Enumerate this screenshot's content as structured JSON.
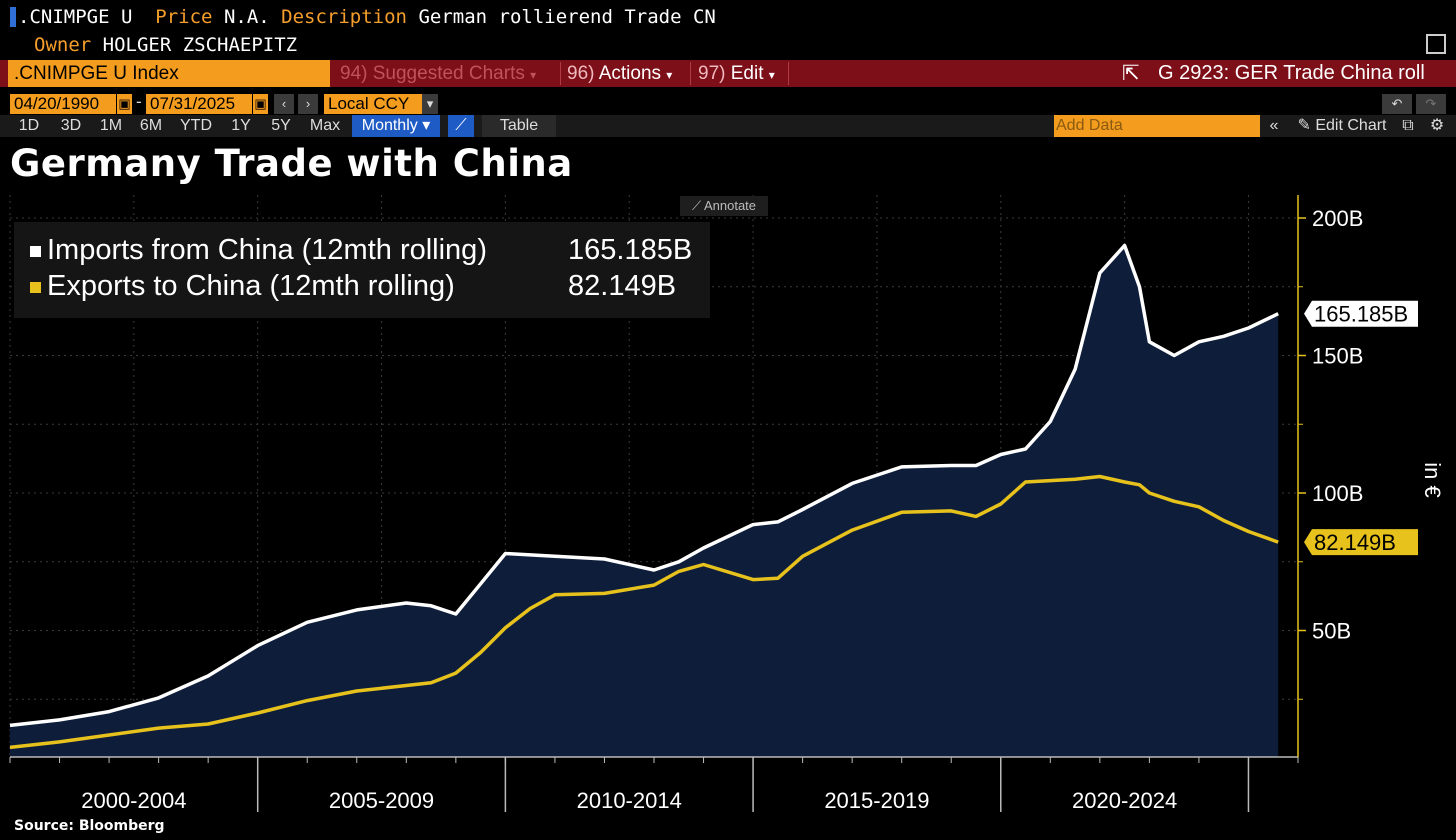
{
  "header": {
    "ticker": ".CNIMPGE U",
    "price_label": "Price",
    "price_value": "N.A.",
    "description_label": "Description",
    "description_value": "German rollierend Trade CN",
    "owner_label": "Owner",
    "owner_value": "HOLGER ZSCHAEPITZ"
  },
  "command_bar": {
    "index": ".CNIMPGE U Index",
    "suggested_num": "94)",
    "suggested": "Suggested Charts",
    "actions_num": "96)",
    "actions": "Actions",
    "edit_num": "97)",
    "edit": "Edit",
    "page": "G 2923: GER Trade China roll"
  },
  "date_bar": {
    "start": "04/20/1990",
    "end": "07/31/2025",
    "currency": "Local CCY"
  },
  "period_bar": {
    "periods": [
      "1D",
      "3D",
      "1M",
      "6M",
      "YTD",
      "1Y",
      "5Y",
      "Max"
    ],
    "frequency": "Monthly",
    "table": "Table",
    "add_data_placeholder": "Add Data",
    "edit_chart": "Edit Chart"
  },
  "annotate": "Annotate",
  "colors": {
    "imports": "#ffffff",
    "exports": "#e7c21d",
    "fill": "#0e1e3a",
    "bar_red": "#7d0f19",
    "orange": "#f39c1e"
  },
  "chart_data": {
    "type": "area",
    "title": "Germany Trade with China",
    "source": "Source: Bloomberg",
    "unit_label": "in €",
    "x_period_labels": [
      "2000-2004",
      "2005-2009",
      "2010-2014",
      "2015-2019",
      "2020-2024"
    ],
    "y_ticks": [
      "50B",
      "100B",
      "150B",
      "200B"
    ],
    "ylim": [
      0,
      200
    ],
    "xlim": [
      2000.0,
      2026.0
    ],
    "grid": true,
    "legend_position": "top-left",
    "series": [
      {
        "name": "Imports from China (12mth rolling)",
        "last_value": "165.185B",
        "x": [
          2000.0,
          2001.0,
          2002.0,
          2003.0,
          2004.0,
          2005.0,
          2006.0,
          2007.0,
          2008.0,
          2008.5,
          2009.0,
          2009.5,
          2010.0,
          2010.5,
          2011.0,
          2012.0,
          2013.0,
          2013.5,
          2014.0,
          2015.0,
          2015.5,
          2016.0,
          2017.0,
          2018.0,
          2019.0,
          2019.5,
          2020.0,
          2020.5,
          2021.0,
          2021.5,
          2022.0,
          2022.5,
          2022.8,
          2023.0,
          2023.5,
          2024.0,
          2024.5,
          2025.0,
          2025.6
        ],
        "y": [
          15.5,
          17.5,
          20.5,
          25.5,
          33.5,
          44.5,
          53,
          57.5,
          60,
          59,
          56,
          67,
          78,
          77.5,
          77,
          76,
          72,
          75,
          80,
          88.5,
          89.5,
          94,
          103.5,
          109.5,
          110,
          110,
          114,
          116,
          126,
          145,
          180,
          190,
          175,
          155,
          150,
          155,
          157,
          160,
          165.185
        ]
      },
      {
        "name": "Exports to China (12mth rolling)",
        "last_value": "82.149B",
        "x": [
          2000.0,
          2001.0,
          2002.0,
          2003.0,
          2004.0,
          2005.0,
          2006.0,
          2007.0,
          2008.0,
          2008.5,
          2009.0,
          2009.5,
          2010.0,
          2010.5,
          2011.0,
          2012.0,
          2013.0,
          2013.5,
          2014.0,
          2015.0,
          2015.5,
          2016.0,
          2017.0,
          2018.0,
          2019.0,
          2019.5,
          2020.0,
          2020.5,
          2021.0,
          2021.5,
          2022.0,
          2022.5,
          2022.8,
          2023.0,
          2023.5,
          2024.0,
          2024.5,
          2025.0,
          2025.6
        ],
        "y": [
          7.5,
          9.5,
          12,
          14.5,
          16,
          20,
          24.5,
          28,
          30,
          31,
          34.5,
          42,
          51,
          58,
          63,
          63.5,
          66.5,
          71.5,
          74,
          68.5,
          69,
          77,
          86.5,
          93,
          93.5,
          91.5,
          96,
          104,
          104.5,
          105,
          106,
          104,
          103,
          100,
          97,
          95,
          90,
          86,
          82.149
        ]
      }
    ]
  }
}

########

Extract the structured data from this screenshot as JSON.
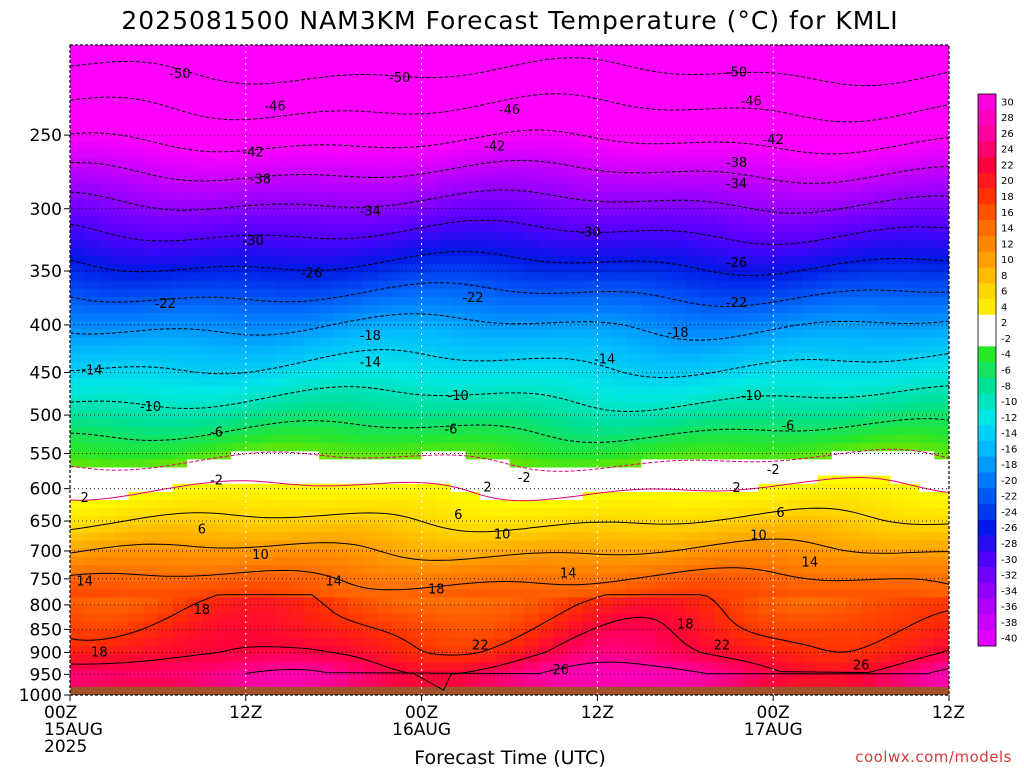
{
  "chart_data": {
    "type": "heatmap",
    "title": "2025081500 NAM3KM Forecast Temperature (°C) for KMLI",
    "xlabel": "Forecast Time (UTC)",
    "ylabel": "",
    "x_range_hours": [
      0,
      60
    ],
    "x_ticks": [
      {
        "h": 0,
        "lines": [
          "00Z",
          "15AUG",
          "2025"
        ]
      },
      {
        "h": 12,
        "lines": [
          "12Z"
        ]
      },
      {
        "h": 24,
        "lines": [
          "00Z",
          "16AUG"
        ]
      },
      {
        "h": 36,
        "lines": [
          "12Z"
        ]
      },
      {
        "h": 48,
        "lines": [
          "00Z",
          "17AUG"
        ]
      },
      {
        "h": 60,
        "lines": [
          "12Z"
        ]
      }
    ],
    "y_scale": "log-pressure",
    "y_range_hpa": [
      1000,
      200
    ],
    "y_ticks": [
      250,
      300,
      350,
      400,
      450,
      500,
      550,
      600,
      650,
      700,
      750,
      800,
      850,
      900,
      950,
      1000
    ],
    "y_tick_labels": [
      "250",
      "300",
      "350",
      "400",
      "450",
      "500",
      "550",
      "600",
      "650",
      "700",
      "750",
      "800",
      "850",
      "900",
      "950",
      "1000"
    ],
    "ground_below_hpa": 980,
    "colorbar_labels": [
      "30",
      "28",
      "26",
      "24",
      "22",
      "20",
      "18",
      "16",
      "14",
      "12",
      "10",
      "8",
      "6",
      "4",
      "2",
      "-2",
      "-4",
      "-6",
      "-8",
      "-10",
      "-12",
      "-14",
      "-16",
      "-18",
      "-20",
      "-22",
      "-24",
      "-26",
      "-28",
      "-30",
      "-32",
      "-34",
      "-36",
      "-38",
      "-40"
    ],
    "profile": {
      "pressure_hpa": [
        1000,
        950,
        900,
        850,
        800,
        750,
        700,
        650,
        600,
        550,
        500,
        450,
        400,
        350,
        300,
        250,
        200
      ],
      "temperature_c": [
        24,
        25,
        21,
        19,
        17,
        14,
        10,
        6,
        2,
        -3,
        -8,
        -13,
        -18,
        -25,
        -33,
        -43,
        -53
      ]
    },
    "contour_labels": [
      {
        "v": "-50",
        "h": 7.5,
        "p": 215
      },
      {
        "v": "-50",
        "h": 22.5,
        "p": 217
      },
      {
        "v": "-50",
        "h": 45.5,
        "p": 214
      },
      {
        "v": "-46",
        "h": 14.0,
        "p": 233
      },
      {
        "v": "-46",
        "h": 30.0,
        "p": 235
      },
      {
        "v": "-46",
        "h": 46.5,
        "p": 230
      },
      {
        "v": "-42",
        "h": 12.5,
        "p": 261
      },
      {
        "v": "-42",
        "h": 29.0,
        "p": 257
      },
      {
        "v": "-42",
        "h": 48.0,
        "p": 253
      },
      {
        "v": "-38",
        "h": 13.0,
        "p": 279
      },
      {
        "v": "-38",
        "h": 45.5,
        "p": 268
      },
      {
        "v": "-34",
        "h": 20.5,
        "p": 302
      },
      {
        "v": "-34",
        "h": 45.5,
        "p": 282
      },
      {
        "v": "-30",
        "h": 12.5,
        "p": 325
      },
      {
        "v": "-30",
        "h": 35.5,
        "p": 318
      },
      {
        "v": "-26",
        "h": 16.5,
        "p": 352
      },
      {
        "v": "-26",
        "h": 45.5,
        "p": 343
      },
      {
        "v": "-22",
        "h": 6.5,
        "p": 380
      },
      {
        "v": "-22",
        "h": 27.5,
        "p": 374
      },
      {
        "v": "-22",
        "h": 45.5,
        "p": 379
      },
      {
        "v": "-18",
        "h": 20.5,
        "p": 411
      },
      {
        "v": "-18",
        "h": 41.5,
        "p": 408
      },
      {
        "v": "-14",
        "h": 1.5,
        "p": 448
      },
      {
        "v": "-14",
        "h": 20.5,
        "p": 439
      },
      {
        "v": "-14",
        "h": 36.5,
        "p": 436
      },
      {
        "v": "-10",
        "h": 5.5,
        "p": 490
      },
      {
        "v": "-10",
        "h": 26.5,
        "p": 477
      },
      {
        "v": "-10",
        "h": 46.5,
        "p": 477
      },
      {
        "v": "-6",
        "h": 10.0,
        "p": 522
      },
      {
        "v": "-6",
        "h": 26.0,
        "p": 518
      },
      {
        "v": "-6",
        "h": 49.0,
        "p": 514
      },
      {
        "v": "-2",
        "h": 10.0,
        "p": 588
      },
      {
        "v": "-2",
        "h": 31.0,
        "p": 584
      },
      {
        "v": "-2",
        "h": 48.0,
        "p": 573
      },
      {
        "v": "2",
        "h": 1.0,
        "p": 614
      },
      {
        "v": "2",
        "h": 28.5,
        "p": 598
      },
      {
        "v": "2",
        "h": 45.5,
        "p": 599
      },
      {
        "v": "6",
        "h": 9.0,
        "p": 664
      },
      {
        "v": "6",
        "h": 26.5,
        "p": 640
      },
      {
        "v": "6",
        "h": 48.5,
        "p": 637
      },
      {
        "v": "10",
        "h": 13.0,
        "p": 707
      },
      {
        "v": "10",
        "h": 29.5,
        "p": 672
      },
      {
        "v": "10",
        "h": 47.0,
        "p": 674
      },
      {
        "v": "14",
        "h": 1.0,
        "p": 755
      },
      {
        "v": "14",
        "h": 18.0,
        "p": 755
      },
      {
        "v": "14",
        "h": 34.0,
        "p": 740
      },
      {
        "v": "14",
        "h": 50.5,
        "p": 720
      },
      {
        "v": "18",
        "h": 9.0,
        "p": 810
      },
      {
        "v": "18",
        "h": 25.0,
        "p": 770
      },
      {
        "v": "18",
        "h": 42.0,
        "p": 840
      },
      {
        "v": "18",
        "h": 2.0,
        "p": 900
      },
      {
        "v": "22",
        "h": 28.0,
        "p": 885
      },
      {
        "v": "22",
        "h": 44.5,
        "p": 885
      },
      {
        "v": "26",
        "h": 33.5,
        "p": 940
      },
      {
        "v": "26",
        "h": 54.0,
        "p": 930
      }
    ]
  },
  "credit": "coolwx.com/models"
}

########

WHAT YOU WILL DO:
Pick out and copy the lines of the material that include the word "name".

CORRECT RESULT:
        "name": "Imports from China (12mth rolling)",
        "name": "Exports to China (12mth rolling)",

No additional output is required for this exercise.